TEXT –
----
A Fast Switched Backplane for a Gigabit Switched Router

McKeown presents a series of design decisions to allow high throughput between different ports on a network switch. He points to trends in router design towards more hardware, more parallelism, and fewer shared buses to reduce contention, and so argues that a switched backplane will be best because it reduces contention. His design consists of a star topology where each line card is connected to a single switch. The switch can connect pairs of cards, and so the challenge is to quickly form a matching between enqueued messages and receive buffers which minimizes latency and is fair. The algorithm he proposes is called iSLIP, and consists of multiple rounds of proposals after which the switch can choose a conflict-free match.

He is especially interested in reducing block; HOL (head of line) blocking is particularly problematic. To solve that, he introduces the VOQ, or virtual output queue where each card has multiple output queues, one for each other line card. In this scheme, a packet can never become blocked behind a packed destined for a different port. He also notes that a combination of queuing discipline (in the sense of more VOQs + priorities) has the same effect as more speedup (running the switch at a multiple of the line card speed.

This paper outlines the full design of a small switch; I thought it was an interesting read. The techniques he mentioned are probably still valid today, since a 16-way 2.4 Ghz switch is still a reasonable piece of hardware. It was light on details, and parts were confusing; the frequent note that the Cisco 12000 uses some of the techniques didn't actually contribute to the paper, because he does not go into detail other then the general design of that system.

Wednesday, September 17, 2008

Supporting Real-Time Applications

This second Clark, Shenker, and Zhang paper presents a queueing algorithm and architecture for differentiated services. The conceit is separating traffic into two classes, one with real-time requirements and one with more flexible latency requirements. To do so, they allow the network to make service commitments, essentially providing admission control and resource reservations. They also propose a new queuing discipline, FIFO+ to address sharing between flows.

This work seems incomplete, at best, to me. The authors mention off-hand that a pricing model will be essential to provide proper incentives for the system to work correctly, yet there is no discussion of how this would fit into the rest of the scheme. Even Shenker admits in his later paper that this work is particularly unmotivated; one does not get a sense that the complexity introduced here is necessary. Furthermore, the evaluation is lacking, given the incomplete architecture presented. The largest contribution may be the paper's identification of "predicted service" applications; it seems that all internet applications may enter this class by attempting to compute the network capacity available to them on the fly.
----
GIVEN DATA –
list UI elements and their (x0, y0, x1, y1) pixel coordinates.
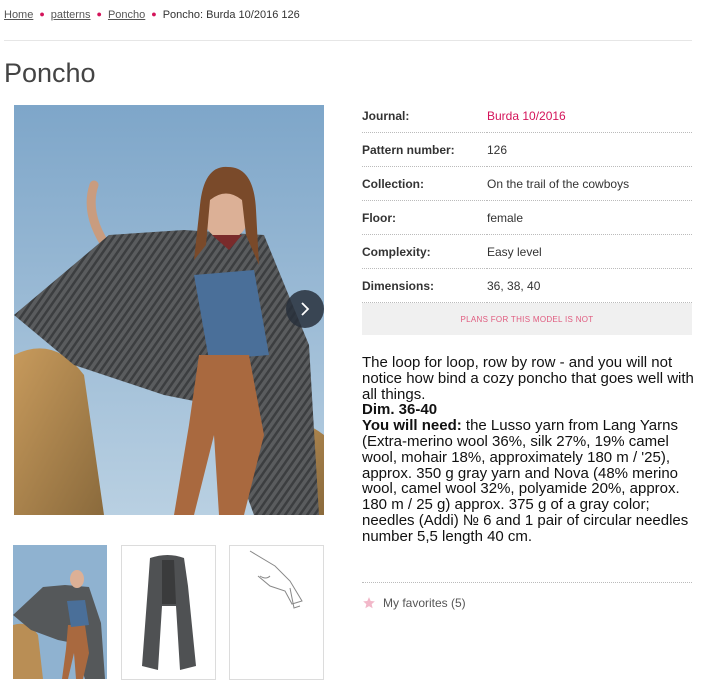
----
PARTS OF THE EXERCISE –
1 > Answer these from the paper reviews, one per line:
(a) What is the name of the algorithm McKeown proposes?
(b) What does VOQ stand for?
(c) What new queuing discipline do Clark, Shenker, and Zhang propose?
2 > Repeat, word for word, the stretch of the paper reviews from "This paper outlines" through "of that system.".

TASK ANSWERS –
1 >
(a) iSLIP
(b) Virtual output queue
(c) FIFO+

2 >
This paper outlines the full design of a small switch; I thought it was an interesting read. The techniques he mentioned are probably still valid today, since a 16-way 2.4 Ghz switch is still a reasonable piece of hardware. It was light on details, and parts were confusing; the frequent note that the Cisco 12000 uses some of the techniques didn't actually contribute to the paper, because he does not go into detail other then the general design of that system.